§ What is needed
Give the number of lines holding the string "this", and nothing else.

Data excerpts:
╔══

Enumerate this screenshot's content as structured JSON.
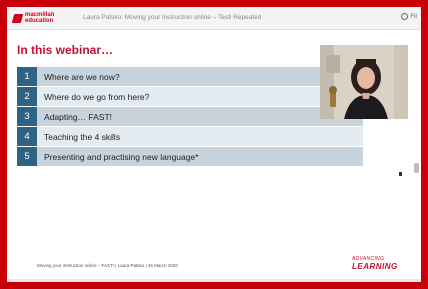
{
  "topbar": {
    "logo_line1": "macmillan",
    "logo_line2": "education",
    "meeting_title": "Laura Patsko: Moving your instruction online – Tesfi Repeated",
    "top_right": "Fit"
  },
  "slide": {
    "title": "In this webinar…",
    "agenda": [
      {
        "num": "1",
        "text": "Where are we now?"
      },
      {
        "num": "2",
        "text": "Where do we go from here?"
      },
      {
        "num": "3",
        "text": "Adapting… FAST!"
      },
      {
        "num": "4",
        "text": "Teaching the 4 skills"
      },
      {
        "num": "5",
        "text": "Presenting and practising new language*"
      }
    ],
    "footer": "Moving your instruction online – FAST! | Laura Patsko | 26 March 2020",
    "brand_small": "ADVANCING",
    "brand_big": "LEARNING"
  },
  "colors": {
    "frame": "#c8000a",
    "accent": "#c8102e",
    "number_box": "#2f6384",
    "row_dark": "#c7d4de",
    "row_light": "#e4ebf0"
  },
  "icons": {
    "top_right": "circle-icon",
    "logo": "macmillan-logo-icon"
  }
}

╚══

§ The result
2